Collected data:
[Start]
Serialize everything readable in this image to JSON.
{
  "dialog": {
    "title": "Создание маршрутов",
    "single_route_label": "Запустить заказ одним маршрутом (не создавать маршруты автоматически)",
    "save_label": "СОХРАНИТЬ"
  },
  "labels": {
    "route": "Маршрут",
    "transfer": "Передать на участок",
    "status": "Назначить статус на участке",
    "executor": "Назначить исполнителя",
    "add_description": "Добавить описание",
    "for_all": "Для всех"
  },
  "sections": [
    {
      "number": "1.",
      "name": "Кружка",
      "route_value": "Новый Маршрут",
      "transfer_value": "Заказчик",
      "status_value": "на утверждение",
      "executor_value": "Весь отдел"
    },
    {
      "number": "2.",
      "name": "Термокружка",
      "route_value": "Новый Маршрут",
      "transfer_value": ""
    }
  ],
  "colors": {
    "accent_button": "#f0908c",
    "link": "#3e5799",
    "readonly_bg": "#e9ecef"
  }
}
[End]
_Requirements_
Return each entry from above without altering a single character.

_Written answer_
Serialize everything readable in this image to JSON.
{
  "dialog": {
    "title": "Создание маршрутов",
    "single_route_label": "Запустить заказ одним маршрутом (не создавать маршруты автоматически)",
    "save_label": "СОХРАНИТЬ"
  },
  "labels": {
    "route": "Маршрут",
    "transfer": "Передать на участок",
    "status": "Назначить статус на участке",
    "executor": "Назначить исполнителя",
    "add_description": "Добавить описание",
    "for_all": "Для всех"
  },
  "sections": [
    {
      "number": "1.",
      "name": "Кружка",
      "route_value": "Новый Маршрут",
      "transfer_value": "Заказчик",
      "status_value": "на утверждение",
      "executor_value": "Весь отдел"
    },
    {
      "number": "2.",
      "name": "Термокружка",
      "route_value": "Новый Маршрут",
      "transfer_value": ""
    }
  ],
  "colors": {
    "accent_button": "#f0908c",
    "link": "#3e5799",
    "readonly_bg": "#e9ecef"
  }
}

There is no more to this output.